**STATED PROBLEM:**
Every line of the data must be copied exactly.

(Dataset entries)

■ ■ ■ ■

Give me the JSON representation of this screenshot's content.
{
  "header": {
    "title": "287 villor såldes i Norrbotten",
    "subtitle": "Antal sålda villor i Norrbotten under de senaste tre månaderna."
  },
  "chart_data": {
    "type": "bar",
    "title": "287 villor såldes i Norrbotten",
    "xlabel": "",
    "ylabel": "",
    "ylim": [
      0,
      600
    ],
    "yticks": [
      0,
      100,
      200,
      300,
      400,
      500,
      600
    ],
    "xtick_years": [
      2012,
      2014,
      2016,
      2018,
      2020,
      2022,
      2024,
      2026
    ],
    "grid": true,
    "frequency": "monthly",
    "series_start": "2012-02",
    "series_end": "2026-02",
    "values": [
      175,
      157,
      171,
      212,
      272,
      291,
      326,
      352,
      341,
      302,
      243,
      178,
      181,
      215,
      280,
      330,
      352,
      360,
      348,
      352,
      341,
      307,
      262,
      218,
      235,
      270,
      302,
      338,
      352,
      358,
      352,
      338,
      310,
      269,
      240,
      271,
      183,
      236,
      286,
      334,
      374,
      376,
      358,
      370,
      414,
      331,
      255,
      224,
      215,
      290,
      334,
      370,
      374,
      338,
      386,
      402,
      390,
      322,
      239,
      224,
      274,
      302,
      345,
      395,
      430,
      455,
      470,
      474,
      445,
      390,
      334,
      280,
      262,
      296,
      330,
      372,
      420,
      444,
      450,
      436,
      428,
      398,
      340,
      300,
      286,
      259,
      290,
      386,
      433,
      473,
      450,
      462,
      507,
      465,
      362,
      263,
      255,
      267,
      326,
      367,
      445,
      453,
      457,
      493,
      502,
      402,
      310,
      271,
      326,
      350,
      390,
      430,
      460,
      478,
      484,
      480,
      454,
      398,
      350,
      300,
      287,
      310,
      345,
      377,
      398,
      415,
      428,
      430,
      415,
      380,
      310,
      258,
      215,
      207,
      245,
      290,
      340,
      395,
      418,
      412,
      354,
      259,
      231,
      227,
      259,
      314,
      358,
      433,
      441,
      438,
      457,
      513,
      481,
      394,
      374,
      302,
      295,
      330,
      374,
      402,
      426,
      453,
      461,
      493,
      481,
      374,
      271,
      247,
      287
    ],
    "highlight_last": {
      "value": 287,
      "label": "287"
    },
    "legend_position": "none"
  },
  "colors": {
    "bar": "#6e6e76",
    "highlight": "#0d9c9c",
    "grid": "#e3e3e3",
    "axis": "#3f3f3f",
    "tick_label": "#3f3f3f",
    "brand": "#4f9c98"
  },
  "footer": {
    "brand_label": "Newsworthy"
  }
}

■ ■ ■ ■

**RESULT OF THE EXERCISE:**
Give me the JSON representation of this screenshot's content.
{
  "header": {
    "title": "287 villor såldes i Norrbotten",
    "subtitle": "Antal sålda villor i Norrbotten under de senaste tre månaderna."
  },
  "chart_data": {
    "type": "bar",
    "title": "287 villor såldes i Norrbotten",
    "xlabel": "",
    "ylabel": "",
    "ylim": [
      0,
      600
    ],
    "yticks": [
      0,
      100,
      200,
      300,
      400,
      500,
      600
    ],
    "xtick_years": [
      2012,
      2014,
      2016,
      2018,
      2020,
      2022,
      2024,
      2026
    ],
    "grid": true,
    "frequency": "monthly",
    "series_start": "2012-02",
    "series_end": "2026-02",
    "values": [
      175,
      157,
      171,
      212,
      272,
      291,
      326,
      352,
      341,
      302,
      243,
      178,
      181,
      215,
      280,
      330,
      352,
      360,
      348,
      352,
      341,
      307,
      262,
      218,
      235,
      270,
      302,
      338,
      352,
      358,
      352,
      338,
      310,
      269,
      240,
      271,
      183,
      236,
      286,
      334,
      374,
      376,
      358,
      370,
      414,
      331,
      255,
      224,
      215,
      290,
      334,
      370,
      374,
      338,
      386,
      402,
      390,
      322,
      239,
      224,
      274,
      302,
      345,
      395,
      430,
      455,
      470,
      474,
      445,
      390,
      334,
      280,
      262,
      296,
      330,
      372,
      420,
      444,
      450,
      436,
      428,
      398,
      340,
      300,
      286,
      259,
      290,
      386,
      433,
      473,
      450,
      462,
      507,
      465,
      362,
      263,
      255,
      267,
      326,
      367,
      445,
      453,
      457,
      493,
      502,
      402,
      310,
      271,
      326,
      350,
      390,
      430,
      460,
      478,
      484,
      480,
      454,
      398,
      350,
      300,
      287,
      310,
      345,
      377,
      398,
      415,
      428,
      430,
      415,
      380,
      310,
      258,
      215,
      207,
      245,
      290,
      340,
      395,
      418,
      412,
      354,
      259,
      231,
      227,
      259,
      314,
      358,
      433,
      441,
      438,
      457,
      513,
      481,
      394,
      374,
      302,
      295,
      330,
      374,
      402,
      426,
      453,
      461,
      493,
      481,
      374,
      271,
      247,
      287
    ],
    "highlight_last": {
      "value": 287,
      "label": "287"
    },
    "legend_position": "none"
  },
  "colors": {
    "bar": "#6e6e76",
    "highlight": "#0d9c9c",
    "grid": "#e3e3e3",
    "axis": "#3f3f3f",
    "tick_label": "#3f3f3f",
    "brand": "#4f9c98"
  },
  "footer": {
    "brand_label": "Newsworthy"
  }
}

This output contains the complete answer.